◆ **PROBLEM REQUIREMENTS**
For each line in the data below that holds "looseness", return a copy.
====== RECORDS ======
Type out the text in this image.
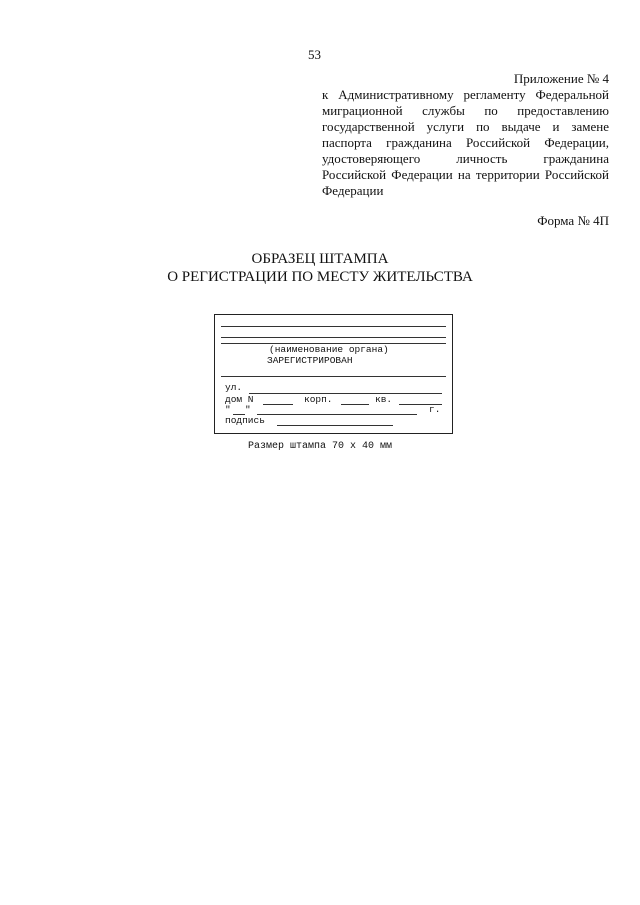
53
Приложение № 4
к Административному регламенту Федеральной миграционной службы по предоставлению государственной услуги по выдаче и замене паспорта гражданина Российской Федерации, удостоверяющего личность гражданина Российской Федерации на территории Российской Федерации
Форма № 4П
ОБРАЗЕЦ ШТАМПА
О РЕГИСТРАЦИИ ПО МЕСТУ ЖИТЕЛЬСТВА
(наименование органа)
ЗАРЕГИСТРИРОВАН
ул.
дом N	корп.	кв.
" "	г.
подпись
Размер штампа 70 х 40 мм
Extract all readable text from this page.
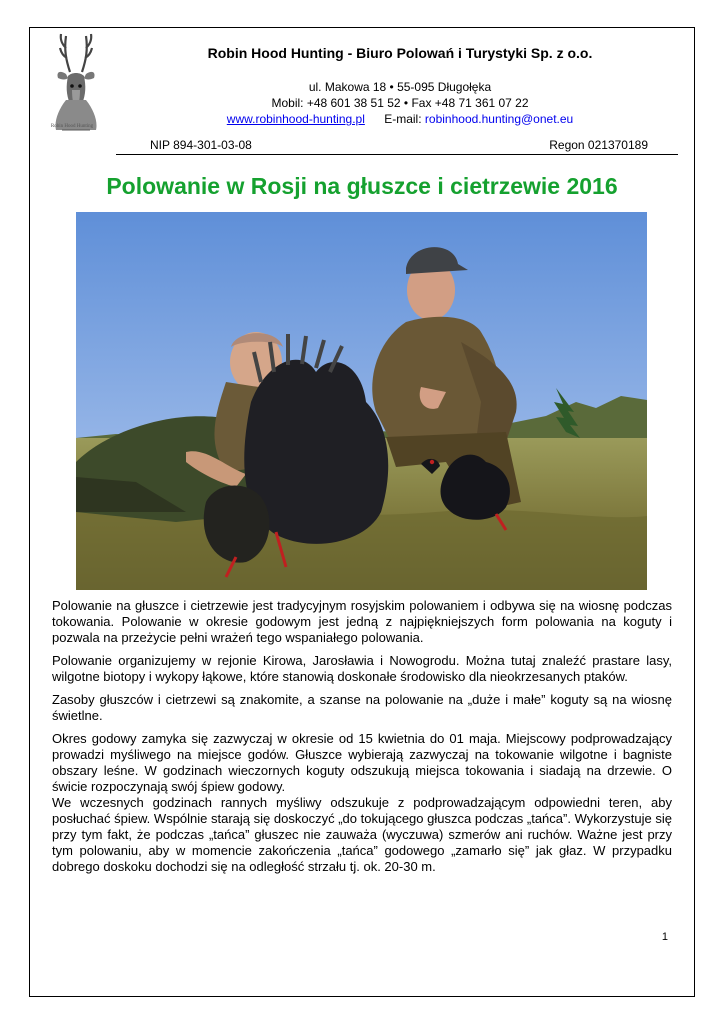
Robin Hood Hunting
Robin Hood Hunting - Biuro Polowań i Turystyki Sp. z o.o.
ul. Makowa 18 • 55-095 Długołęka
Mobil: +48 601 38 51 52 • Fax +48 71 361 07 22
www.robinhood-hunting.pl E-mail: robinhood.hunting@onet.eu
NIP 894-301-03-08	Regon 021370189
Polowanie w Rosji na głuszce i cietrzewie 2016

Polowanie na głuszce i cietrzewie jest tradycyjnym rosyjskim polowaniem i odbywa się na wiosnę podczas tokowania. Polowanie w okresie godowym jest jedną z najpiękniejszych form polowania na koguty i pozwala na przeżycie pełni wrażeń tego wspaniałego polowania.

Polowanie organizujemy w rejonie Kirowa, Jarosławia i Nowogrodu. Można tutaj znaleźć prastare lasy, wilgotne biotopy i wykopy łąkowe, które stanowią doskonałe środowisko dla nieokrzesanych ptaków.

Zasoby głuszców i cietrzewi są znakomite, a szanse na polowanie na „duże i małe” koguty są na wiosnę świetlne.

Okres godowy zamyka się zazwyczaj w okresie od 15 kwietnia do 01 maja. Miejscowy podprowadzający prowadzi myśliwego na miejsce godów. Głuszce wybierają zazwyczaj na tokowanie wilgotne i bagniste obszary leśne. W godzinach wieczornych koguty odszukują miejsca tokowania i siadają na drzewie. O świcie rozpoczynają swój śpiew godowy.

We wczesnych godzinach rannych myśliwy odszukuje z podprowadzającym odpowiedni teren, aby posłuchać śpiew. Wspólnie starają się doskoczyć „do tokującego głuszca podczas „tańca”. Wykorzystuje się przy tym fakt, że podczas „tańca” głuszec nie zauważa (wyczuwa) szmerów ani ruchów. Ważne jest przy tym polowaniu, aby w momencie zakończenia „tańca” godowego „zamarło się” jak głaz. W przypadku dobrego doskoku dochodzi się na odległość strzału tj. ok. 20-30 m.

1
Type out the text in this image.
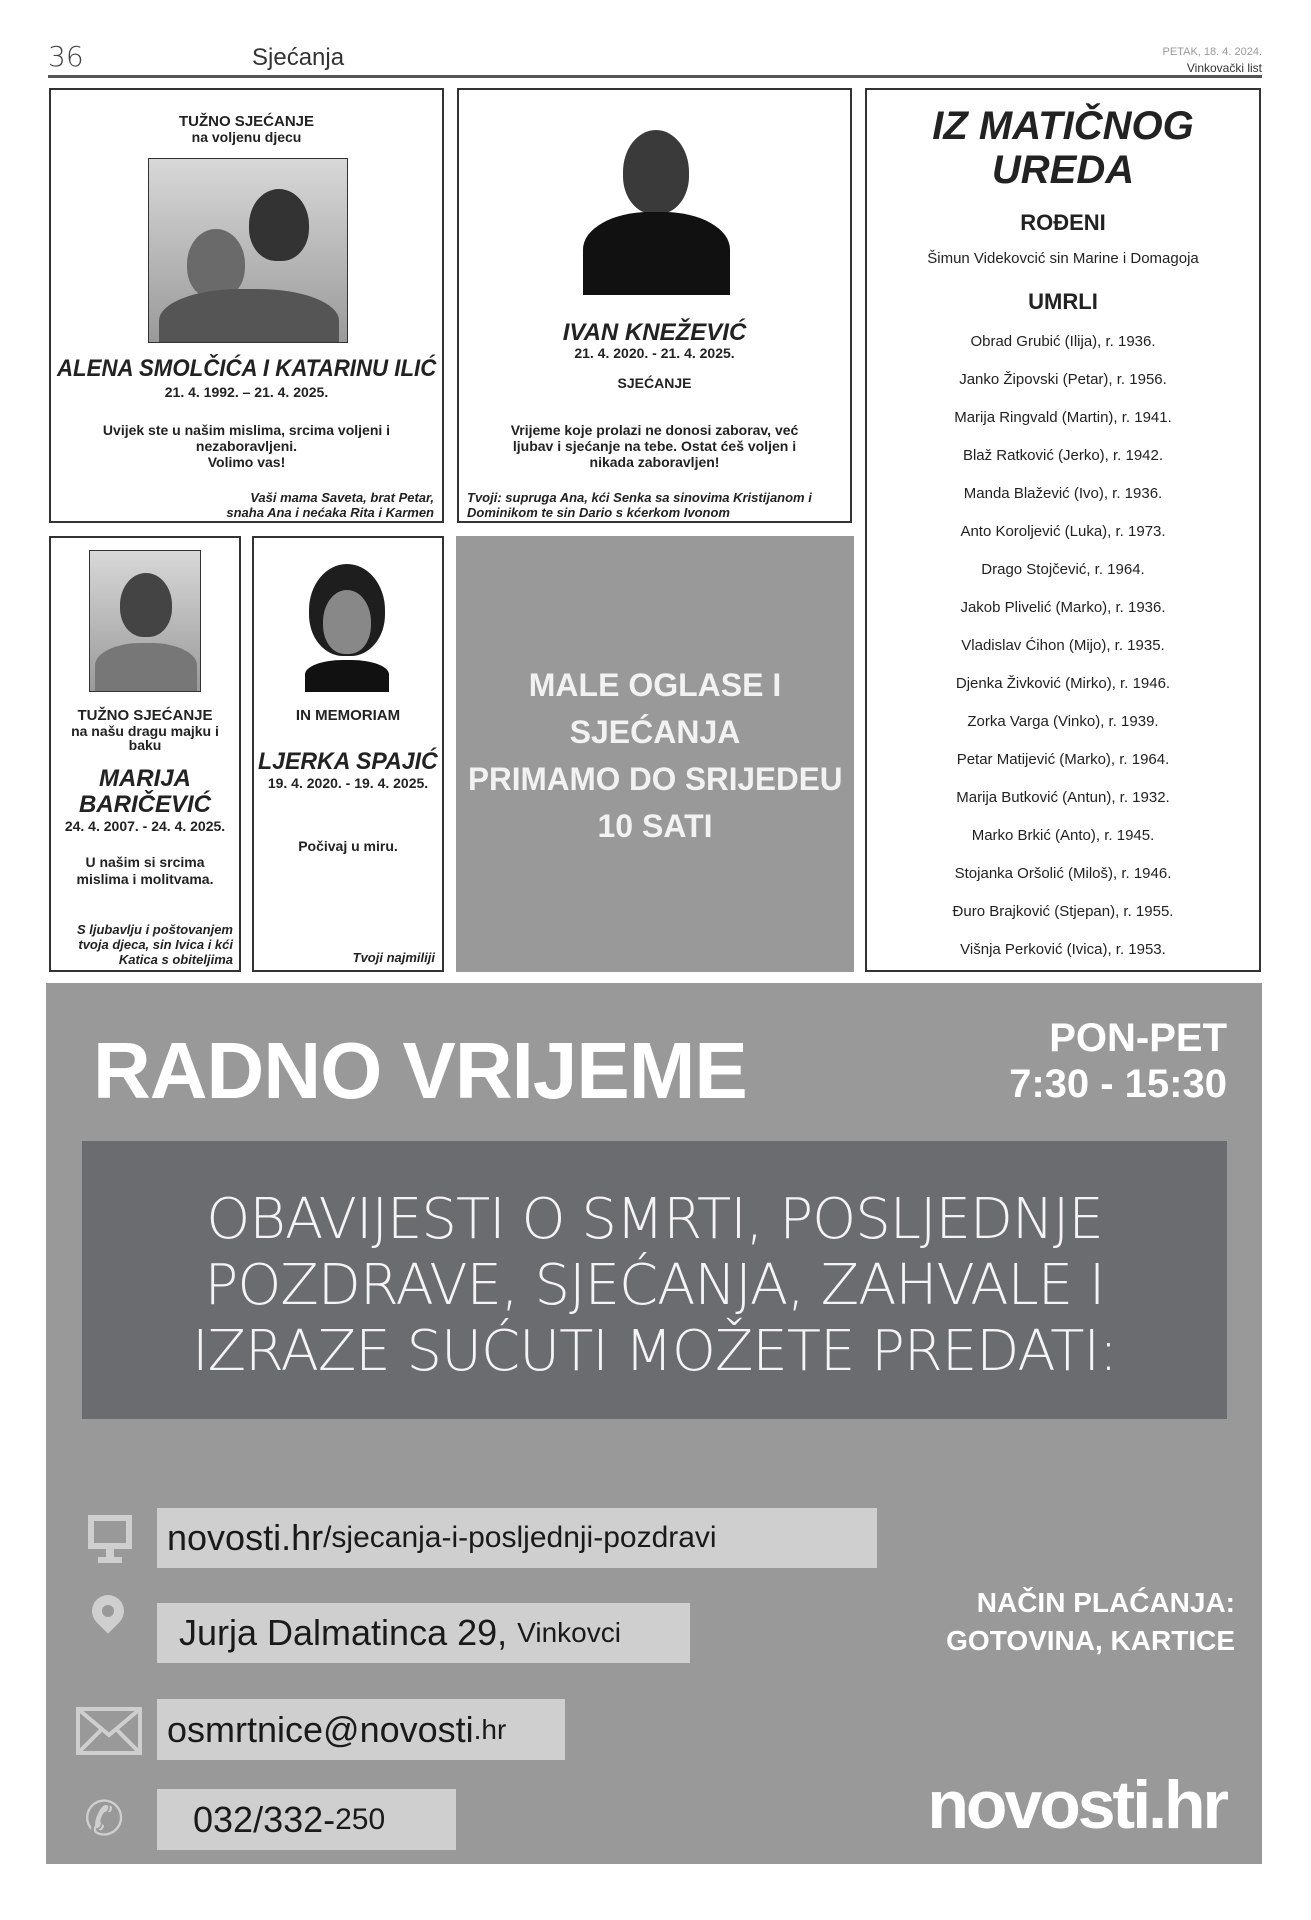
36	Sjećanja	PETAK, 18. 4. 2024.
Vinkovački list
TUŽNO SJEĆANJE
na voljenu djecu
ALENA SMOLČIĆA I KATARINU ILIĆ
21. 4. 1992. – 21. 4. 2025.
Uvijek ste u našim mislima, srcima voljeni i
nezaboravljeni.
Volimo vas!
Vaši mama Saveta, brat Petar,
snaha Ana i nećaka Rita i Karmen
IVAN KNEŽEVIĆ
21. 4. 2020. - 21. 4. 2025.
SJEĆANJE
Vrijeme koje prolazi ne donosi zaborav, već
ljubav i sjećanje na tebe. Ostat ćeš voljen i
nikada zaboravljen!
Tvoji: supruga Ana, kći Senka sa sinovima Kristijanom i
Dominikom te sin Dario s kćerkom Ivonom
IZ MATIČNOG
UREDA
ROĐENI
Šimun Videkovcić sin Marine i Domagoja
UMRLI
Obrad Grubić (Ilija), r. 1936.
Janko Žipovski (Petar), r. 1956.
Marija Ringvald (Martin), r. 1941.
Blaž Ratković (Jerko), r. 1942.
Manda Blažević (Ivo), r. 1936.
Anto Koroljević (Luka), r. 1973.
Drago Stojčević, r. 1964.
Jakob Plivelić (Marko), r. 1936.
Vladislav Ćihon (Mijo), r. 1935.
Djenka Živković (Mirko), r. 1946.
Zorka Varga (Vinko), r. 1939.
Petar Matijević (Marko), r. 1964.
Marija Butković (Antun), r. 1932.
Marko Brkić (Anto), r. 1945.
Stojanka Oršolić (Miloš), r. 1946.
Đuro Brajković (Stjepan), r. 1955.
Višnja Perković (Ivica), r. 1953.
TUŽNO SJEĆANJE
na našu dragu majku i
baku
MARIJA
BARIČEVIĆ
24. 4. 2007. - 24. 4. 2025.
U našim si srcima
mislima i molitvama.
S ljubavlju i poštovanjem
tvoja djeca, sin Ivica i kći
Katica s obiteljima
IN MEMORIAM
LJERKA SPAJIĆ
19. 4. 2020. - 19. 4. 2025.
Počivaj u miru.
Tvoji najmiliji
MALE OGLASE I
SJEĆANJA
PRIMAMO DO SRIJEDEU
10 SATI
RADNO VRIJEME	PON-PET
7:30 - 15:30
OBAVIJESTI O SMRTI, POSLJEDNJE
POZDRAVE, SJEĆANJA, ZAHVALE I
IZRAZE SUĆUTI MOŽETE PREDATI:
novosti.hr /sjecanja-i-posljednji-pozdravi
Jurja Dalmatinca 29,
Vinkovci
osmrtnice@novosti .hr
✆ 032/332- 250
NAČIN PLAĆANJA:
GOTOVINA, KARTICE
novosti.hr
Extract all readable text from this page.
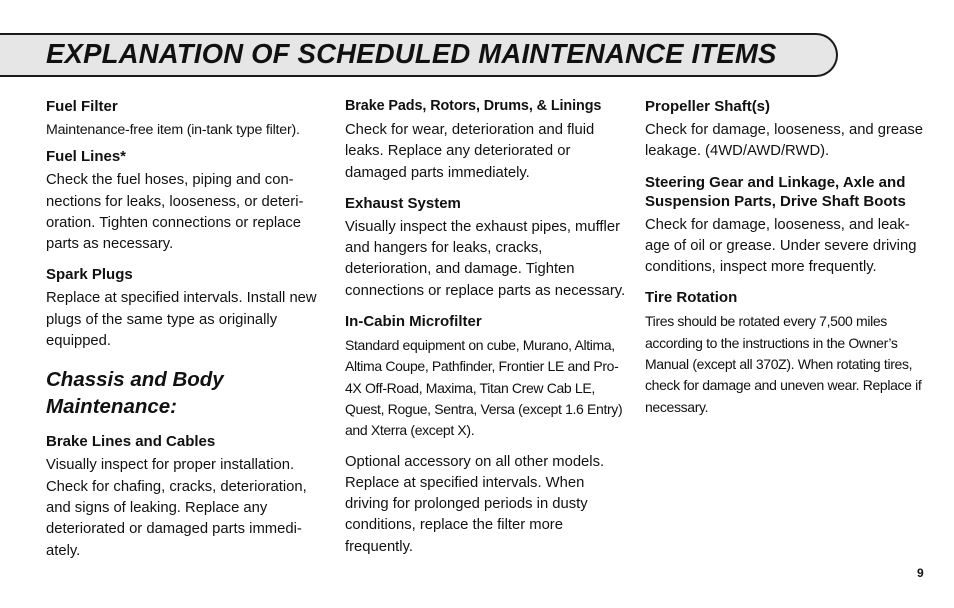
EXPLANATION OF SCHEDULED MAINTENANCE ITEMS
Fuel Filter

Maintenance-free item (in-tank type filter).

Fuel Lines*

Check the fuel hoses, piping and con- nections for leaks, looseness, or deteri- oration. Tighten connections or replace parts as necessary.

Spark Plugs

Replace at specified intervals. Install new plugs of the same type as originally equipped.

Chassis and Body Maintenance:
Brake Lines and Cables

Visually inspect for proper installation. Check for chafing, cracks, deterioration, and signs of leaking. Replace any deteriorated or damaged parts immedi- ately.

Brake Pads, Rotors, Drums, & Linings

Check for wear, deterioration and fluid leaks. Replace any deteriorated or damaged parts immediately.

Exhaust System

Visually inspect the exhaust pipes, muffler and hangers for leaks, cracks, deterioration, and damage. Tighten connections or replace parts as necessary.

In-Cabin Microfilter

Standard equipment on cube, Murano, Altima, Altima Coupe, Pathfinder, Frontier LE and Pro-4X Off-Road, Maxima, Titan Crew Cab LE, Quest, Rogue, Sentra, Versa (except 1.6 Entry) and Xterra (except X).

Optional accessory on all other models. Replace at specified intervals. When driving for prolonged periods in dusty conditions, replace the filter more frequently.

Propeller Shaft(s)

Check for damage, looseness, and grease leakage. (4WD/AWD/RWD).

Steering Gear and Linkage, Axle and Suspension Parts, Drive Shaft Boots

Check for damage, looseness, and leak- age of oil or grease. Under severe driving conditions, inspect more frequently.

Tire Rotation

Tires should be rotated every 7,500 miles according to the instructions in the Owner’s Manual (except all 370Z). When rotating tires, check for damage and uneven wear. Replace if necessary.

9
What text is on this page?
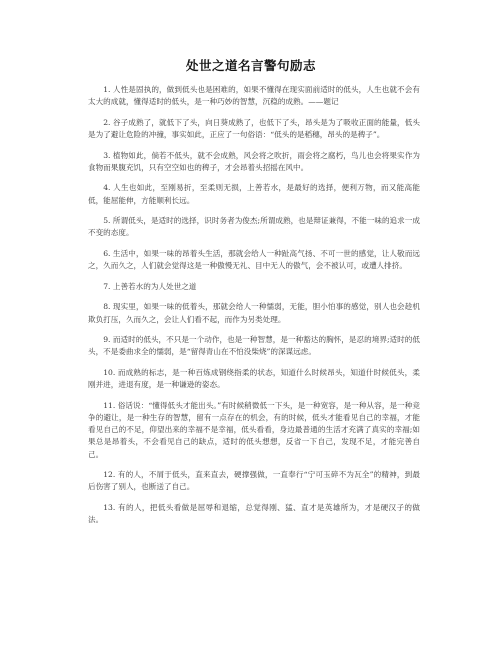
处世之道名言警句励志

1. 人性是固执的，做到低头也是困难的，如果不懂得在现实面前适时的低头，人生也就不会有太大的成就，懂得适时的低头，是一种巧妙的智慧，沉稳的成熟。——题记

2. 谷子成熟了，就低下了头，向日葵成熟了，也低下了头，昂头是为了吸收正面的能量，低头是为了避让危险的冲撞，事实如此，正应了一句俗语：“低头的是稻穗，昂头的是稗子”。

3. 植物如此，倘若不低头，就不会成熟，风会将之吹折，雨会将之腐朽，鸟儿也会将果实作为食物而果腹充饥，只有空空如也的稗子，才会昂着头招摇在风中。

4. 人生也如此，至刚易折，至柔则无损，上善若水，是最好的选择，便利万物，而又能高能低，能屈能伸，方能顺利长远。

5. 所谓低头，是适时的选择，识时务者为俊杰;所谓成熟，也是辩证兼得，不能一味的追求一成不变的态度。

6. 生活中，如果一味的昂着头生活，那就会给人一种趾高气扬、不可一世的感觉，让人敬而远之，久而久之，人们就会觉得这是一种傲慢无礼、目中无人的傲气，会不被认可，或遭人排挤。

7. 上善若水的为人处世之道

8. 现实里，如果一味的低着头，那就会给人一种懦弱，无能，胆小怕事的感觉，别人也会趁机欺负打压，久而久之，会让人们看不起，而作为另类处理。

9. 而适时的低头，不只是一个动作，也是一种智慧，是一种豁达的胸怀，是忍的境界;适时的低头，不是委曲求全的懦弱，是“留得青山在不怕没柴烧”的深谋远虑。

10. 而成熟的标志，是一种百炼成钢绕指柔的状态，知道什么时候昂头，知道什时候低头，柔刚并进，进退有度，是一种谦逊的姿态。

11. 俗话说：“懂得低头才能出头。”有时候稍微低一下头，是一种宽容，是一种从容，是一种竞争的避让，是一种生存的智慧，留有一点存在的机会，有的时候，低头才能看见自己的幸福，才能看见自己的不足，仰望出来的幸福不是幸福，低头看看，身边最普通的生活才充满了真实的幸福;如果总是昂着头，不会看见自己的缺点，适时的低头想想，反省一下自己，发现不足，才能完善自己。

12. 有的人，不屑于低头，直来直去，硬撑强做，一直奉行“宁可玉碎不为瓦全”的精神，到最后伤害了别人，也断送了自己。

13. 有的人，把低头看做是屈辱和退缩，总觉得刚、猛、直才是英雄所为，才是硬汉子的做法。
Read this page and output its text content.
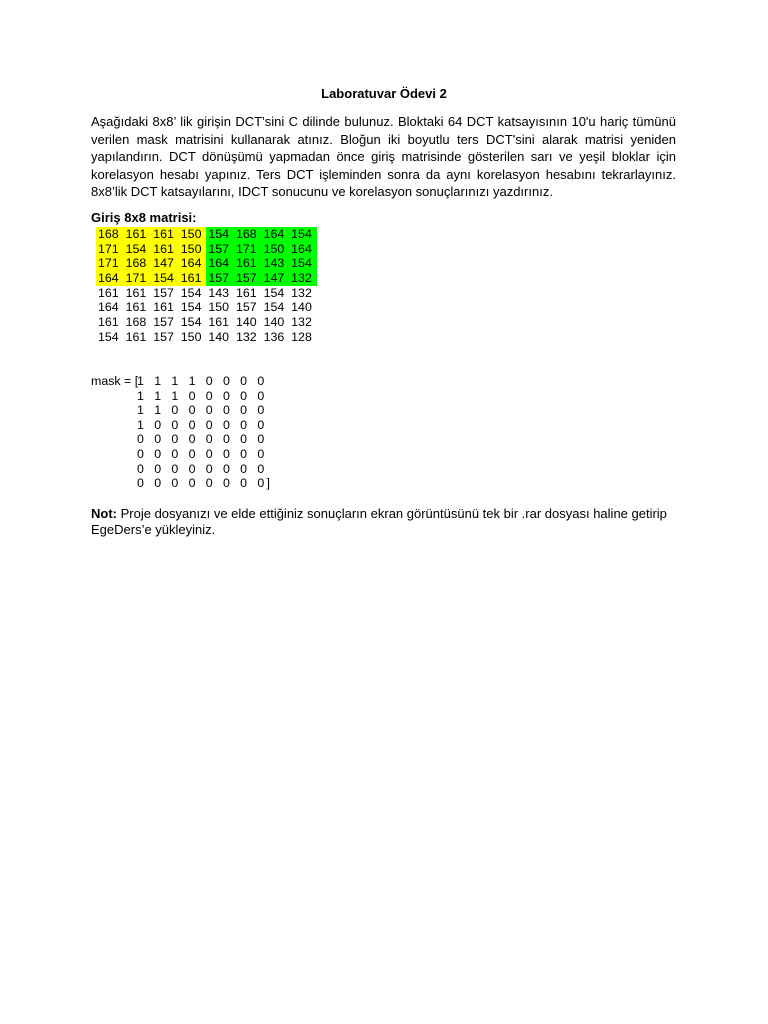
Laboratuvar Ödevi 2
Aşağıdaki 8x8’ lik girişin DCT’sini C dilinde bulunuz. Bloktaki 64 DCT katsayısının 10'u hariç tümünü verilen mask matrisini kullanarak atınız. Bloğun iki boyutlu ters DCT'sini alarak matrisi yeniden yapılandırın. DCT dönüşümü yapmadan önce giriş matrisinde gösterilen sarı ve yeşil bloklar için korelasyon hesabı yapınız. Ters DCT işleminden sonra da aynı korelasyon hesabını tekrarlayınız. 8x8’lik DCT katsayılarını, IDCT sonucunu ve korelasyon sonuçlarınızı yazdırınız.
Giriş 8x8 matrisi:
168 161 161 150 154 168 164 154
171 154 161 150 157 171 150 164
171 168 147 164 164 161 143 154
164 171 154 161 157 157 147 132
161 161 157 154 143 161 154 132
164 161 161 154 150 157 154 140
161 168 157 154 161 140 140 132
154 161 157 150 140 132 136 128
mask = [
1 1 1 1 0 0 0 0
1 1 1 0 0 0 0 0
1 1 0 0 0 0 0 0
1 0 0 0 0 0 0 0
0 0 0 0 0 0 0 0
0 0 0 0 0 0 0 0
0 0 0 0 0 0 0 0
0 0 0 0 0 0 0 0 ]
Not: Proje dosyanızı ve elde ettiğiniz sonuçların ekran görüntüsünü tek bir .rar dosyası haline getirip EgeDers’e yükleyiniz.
======
◆ **EXPECTED ANSWER**
Check the fuel hoses, piping and con- nections for leaks, looseness, or deteri- oration. Tighten connections or replace parts as necessary.
Check for damage, looseness, and grease leakage. (4WD/AWD/RWD).
Check for damage, looseness, and leak- age of oil or grease. Under severe driving conditions, inspect more frequently.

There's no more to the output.